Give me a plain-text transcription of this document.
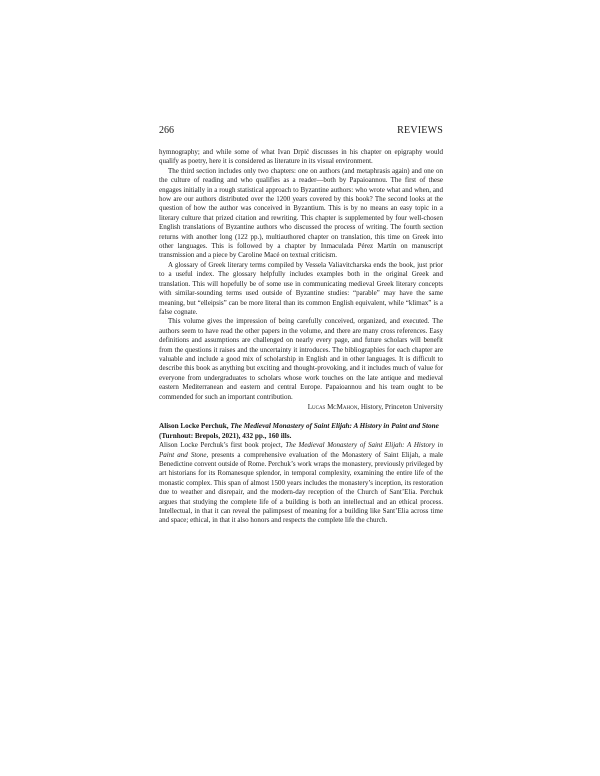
266	REVIEWS

hymnography; and while some of what Ivan Drpić discusses in his chapter on epigraphy would qualify as poetry, here it is considered as literature in its visual environment.

The third section includes only two chapters: one on authors (and metaphrasis again) and one on the culture of reading and who qualifies as a reader—both by Papaioannou. The first of these engages initially in a rough statistical approach to Byzantine authors: who wrote what and when, and how are our authors distributed over the 1200 years covered by this book? The second looks at the question of how the author was conceived in Byzantium. This is by no means an easy topic in a literary culture that prized citation and rewriting. This chapter is supplemented by four well-chosen English translations of Byzantine authors who discussed the process of writing. The fourth section returns with another long (122 pp.), multiauthored chapter on translation, this time on Greek into other languages. This is followed by a chapter by Inmaculada Pérez Martín on manuscript transmission and a piece by Caroline Macé on textual criticism.

A glossary of Greek literary terms compiled by Vessela Valiavitcharska ends the book, just prior to a useful index. The glossary helpfully includes examples both in the original Greek and translation. This will hopefully be of some use in communicating medieval Greek literary concepts with similar-sounding terms used outside of Byzantine studies: “parable” may have the same meaning, but “elleipsis” can be more literal than its common English equivalent, while “klimax” is a false cognate.

This volume gives the impression of being carefully conceived, organized, and executed. The authors seem to have read the other papers in the volume, and there are many cross references. Easy definitions and assumptions are challenged on nearly every page, and future scholars will benefit from the questions it raises and the uncertainty it introduces. The bibliographies for each chapter are valuable and include a good mix of scholarship in English and in other languages. It is difficult to describe this book as anything but exciting and thought-provoking, and it includes much of value for everyone from undergraduates to scholars whose work touches on the late antique and medieval eastern Mediterranean and eastern and central Europe. Papaioannou and his team ought to be commended for such an important contribution.

Lucas McMahon, History, Princeton University
Alison Locke Perchuk, The Medieval Monastery of Saint Elijah: A History in Paint and Stone (Turnhout: Brepols, 2021), 432 pp., 160 ills.
Alison Locke Perchuk’s first book project, The Medieval Monastery of Saint Elijah: A History in Paint and Stone, presents a comprehensive evaluation of the Monastery of Saint Elijah, a male Benedictine convent outside of Rome. Perchuk’s work wraps the monastery, previously privileged by art historians for its Romanesque splendor, in temporal complexity, examining the entire life of the monastic complex. This span of almost 1500 years includes the monastery’s inception, its restoration due to weather and disrepair, and the modern-day reception of the Church of Sant’Elia. Perchuk argues that studying the complete life of a building is both an intellectual and an ethical process. Intellectual, in that it can reveal the palimpsest of meaning for a building like Sant’Elia across time and space; ethical, in that it also honors and respects the complete life the church.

§ **PROBLEM TO WORK ON**: Give every record back exactly as it reads, with no images.

§ **ANSWER FOR THIS EXERCISE**:
Give me a plain-text transcription of this document.
266	REVIEWS

hymnography; and while some of what Ivan Drpić discusses in his chapter on epigraphy would qualify as poetry, here it is considered as literature in its visual environment.

The third section includes only two chapters: one on authors (and metaphrasis again) and one on the culture of reading and who qualifies as a reader—both by Papaioannou. The first of these engages initially in a rough statistical approach to Byzantine authors: who wrote what and when, and how are our authors distributed over the 1200 years covered by this book? The second looks at the question of how the author was conceived in Byzantium. This is by no means an easy topic in a literary culture that prized citation and rewriting. This chapter is supplemented by four well-chosen English translations of Byzantine authors who discussed the process of writing. The fourth section returns with another long (122 pp.), multiauthored chapter on translation, this time on Greek into other languages. This is followed by a chapter by Inmaculada Pérez Martín on manuscript transmission and a piece by Caroline Macé on textual criticism.

A glossary of Greek literary terms compiled by Vessela Valiavitcharska ends the book, just prior to a useful index. The glossary helpfully includes examples both in the original Greek and translation. This will hopefully be of some use in communicating medieval Greek literary concepts with similar-sounding terms used outside of Byzantine studies: “parable” may have the same meaning, but “elleipsis” can be more literal than its common English equivalent, while “klimax” is a false cognate.

This volume gives the impression of being carefully conceived, organized, and executed. The authors seem to have read the other papers in the volume, and there are many cross references. Easy definitions and assumptions are challenged on nearly every page, and future scholars will benefit from the questions it raises and the uncertainty it introduces. The bibliographies for each chapter are valuable and include a good mix of scholarship in English and in other languages. It is difficult to describe this book as anything but exciting and thought-provoking, and it includes much of value for everyone from undergraduates to scholars whose work touches on the late antique and medieval eastern Mediterranean and eastern and central Europe. Papaioannou and his team ought to be commended for such an important contribution.

Lucas McMahon, History, Princeton University
Alison Locke Perchuk, The Medieval Monastery of Saint Elijah: A History in Paint and Stone (Turnhout: Brepols, 2021), 432 pp., 160 ills.
Alison Locke Perchuk’s first book project, The Medieval Monastery of Saint Elijah: A History in Paint and Stone, presents a comprehensive evaluation of the Monastery of Saint Elijah, a male Benedictine convent outside of Rome. Perchuk’s work wraps the monastery, previously privileged by art historians for its Romanesque splendor, in temporal complexity, examining the entire life of the monastic complex. This span of almost 1500 years includes the monastery’s inception, its restoration due to weather and disrepair, and the modern-day reception of the Church of Sant’Elia. Perchuk argues that studying the complete life of a building is both an intellectual and an ethical process. Intellectual, in that it can reveal the palimpsest of meaning for a building like Sant’Elia across time and space; ethical, in that it also honors and respects the complete life the church.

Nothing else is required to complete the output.